* [Aim]
Return the material exactly as supplied, apart from the pictures, which are omitted.

= = = =

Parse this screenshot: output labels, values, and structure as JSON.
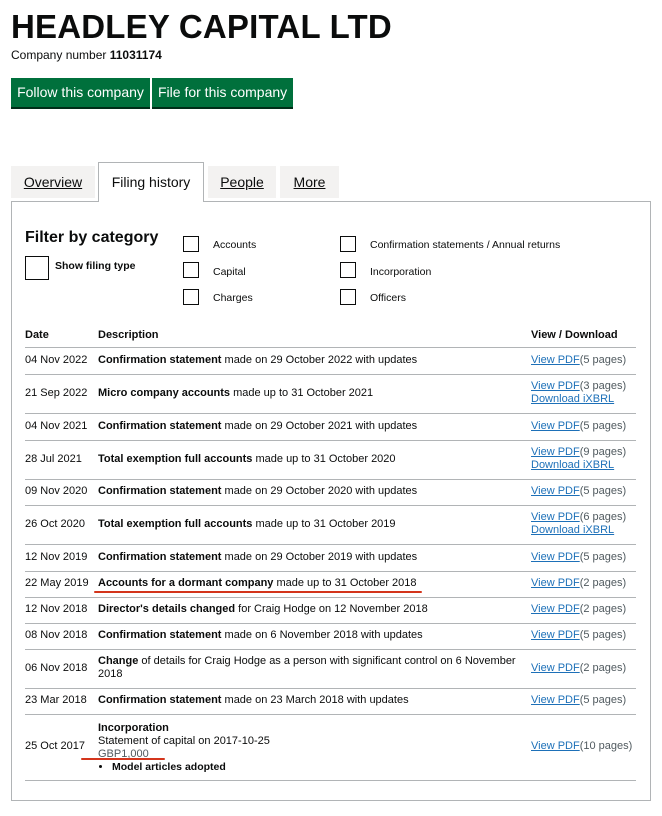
{
  "company": {
    "name": "HEADLEY CAPITAL LTD",
    "number_label": "Company number",
    "number": "11031174"
  },
  "buttons": {
    "follow": "Follow this company",
    "file": "File for this company"
  },
  "tabs": [
    {
      "label": "Overview",
      "active": false
    },
    {
      "label": "Filing history",
      "active": true
    },
    {
      "label": "People",
      "active": false
    },
    {
      "label": "More",
      "active": false
    }
  ],
  "filter": {
    "title": "Filter by category",
    "show_filing_type": "Show filing type",
    "categories": [
      "Accounts",
      "Capital",
      "Charges",
      "Confirmation statements / Annual returns",
      "Incorporation",
      "Officers"
    ]
  },
  "table": {
    "headers": {
      "date": "Date",
      "description": "Description",
      "view": "View / Download"
    },
    "view_pdf": "View PDF",
    "download_ixbrl": "Download iXBRL",
    "rows": [
      {
        "date": "04 Nov 2022",
        "bold": "Confirmation statement",
        "rest": " made on 29 October 2022 with updates",
        "pages": "(5 pages)",
        "ixbrl": false
      },
      {
        "date": "21 Sep 2022",
        "bold": "Micro company accounts",
        "rest": " made up to 31 October 2021",
        "pages": "(3 pages)",
        "ixbrl": true
      },
      {
        "date": "04 Nov 2021",
        "bold": "Confirmation statement",
        "rest": " made on 29 October 2021 with updates",
        "pages": "(5 pages)",
        "ixbrl": false
      },
      {
        "date": "28 Jul 2021",
        "bold": "Total exemption full accounts",
        "rest": " made up to 31 October 2020",
        "pages": "(9 pages)",
        "ixbrl": true
      },
      {
        "date": "09 Nov 2020",
        "bold": "Confirmation statement",
        "rest": " made on 29 October 2020 with updates",
        "pages": "(5 pages)",
        "ixbrl": false
      },
      {
        "date": "26 Oct 2020",
        "bold": "Total exemption full accounts",
        "rest": " made up to 31 October 2019",
        "pages": "(6 pages)",
        "ixbrl": true
      },
      {
        "date": "12 Nov 2019",
        "bold": "Confirmation statement",
        "rest": " made on 29 October 2019 with updates",
        "pages": "(5 pages)",
        "ixbrl": false
      },
      {
        "date": "22 May 2019",
        "bold": "Accounts for a dormant company",
        "rest": " made up to 31 October 2018",
        "pages": "(2 pages)",
        "ixbrl": false
      },
      {
        "date": "12 Nov 2018",
        "bold": "Director's details changed",
        "rest": " for Craig Hodge on 12 November 2018",
        "pages": "(2 pages)",
        "ixbrl": false
      },
      {
        "date": "08 Nov 2018",
        "bold": "Confirmation statement",
        "rest": " made on 6 November 2018 with updates",
        "pages": "(5 pages)",
        "ixbrl": false
      },
      {
        "date": "06 Nov 2018",
        "bold": "Change",
        "rest": " of details for Craig Hodge as a person with significant control on 6 November 2018",
        "pages": "(2 pages)",
        "ixbrl": false
      },
      {
        "date": "23 Mar 2018",
        "bold": "Confirmation statement",
        "rest": " made on 23 March 2018 with updates",
        "pages": "(5 pages)",
        "ixbrl": false
      }
    ],
    "incorporation": {
      "date": "25 Oct 2017",
      "title": "Incorporation",
      "statement": "Statement of capital on 2017-10-25",
      "capital": "GBP1,000",
      "bullet": "Model articles adopted",
      "pages": "(10 pages)"
    }
  },
  "highlight_color": "#d4351c"
}
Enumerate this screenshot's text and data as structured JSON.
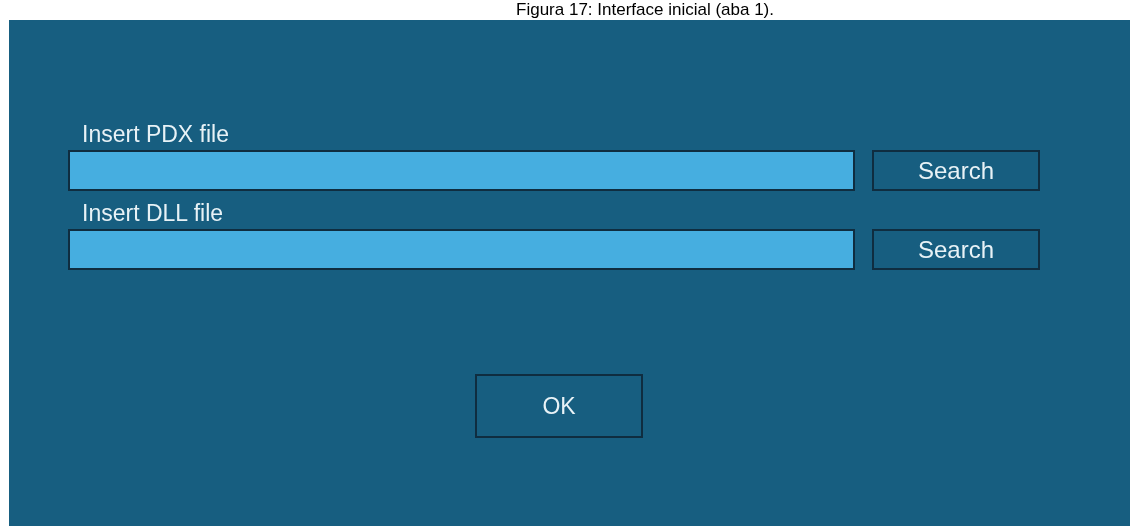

= = = =

* [Output for this task]
Parse this screenshot: output labels, values, and structure as JSON.
{
  "company": {
    "name": "HEADLEY CAPITAL LTD",
    "number_label": "Company number",
    "number": "11031174"
  },
  "buttons": {
    "follow": "Follow this company",
    "file": "File for this company"
  },
  "tabs": [
    {
      "label": "Overview",
      "active": false
    },
    {
      "label": "Filing history",
      "active": true
    },
    {
      "label": "People",
      "active": false
    },
    {
      "label": "More",
      "active": false
    }
  ],
  "filter": {
    "title": "Filter by category",
    "show_filing_type": "Show filing type",
    "categories": [
      "Accounts",
      "Capital",
      "Charges",
      "Confirmation statements / Annual returns",
      "Incorporation",
      "Officers"
    ]
  },
  "table": {
    "headers": {
      "date": "Date",
      "description": "Description",
      "view": "View / Download"
    },
    "view_pdf": "View PDF",
    "download_ixbrl": "Download iXBRL",
    "rows": [
      {
        "date": "04 Nov 2022",
        "bold": "Confirmation statement",
        "rest": " made on 29 October 2022 with updates",
        "pages": "(5 pages)",
        "ixbrl": false
      },
      {
        "date": "21 Sep 2022",
        "bold": "Micro company accounts",
        "rest": " made up to 31 October 2021",
        "pages": "(3 pages)",
        "ixbrl": true
      },
      {
        "date": "04 Nov 2021",
        "bold": "Confirmation statement",
        "rest": " made on 29 October 2021 with updates",
        "pages": "(5 pages)",
        "ixbrl": false
      },
      {
        "date": "28 Jul 2021",
        "bold": "Total exemption full accounts",
        "rest": " made up to 31 October 2020",
        "pages": "(9 pages)",
        "ixbrl": true
      },
      {
        "date": "09 Nov 2020",
        "bold": "Confirmation statement",
        "rest": " made on 29 October 2020 with updates",
        "pages": "(5 pages)",
        "ixbrl": false
      },
      {
        "date": "26 Oct 2020",
        "bold": "Total exemption full accounts",
        "rest": " made up to 31 October 2019",
        "pages": "(6 pages)",
        "ixbrl": true
      },
      {
        "date": "12 Nov 2019",
        "bold": "Confirmation statement",
        "rest": " made on 29 October 2019 with updates",
        "pages": "(5 pages)",
        "ixbrl": false
      },
      {
        "date": "22 May 2019",
        "bold": "Accounts for a dormant company",
        "rest": " made up to 31 October 2018",
        "pages": "(2 pages)",
        "ixbrl": false
      },
      {
        "date": "12 Nov 2018",
        "bold": "Director's details changed",
        "rest": " for Craig Hodge on 12 November 2018",
        "pages": "(2 pages)",
        "ixbrl": false
      },
      {
        "date": "08 Nov 2018",
        "bold": "Confirmation statement",
        "rest": " made on 6 November 2018 with updates",
        "pages": "(5 pages)",
        "ixbrl": false
      },
      {
        "date": "06 Nov 2018",
        "bold": "Change",
        "rest": " of details for Craig Hodge as a person with significant control on 6 November 2018",
        "pages": "(2 pages)",
        "ixbrl": false
      },
      {
        "date": "23 Mar 2018",
        "bold": "Confirmation statement",
        "rest": " made on 23 March 2018 with updates",
        "pages": "(5 pages)",
        "ixbrl": false
      }
    ],
    "incorporation": {
      "date": "25 Oct 2017",
      "title": "Incorporation",
      "statement": "Statement of capital on 2017-10-25",
      "capital": "GBP1,000",
      "bullet": "Model articles adopted",
      "pages": "(10 pages)"
    }
  },
  "highlight_color": "#d4351c"
}
Enumerate this screenshot's text and data as structured JSON.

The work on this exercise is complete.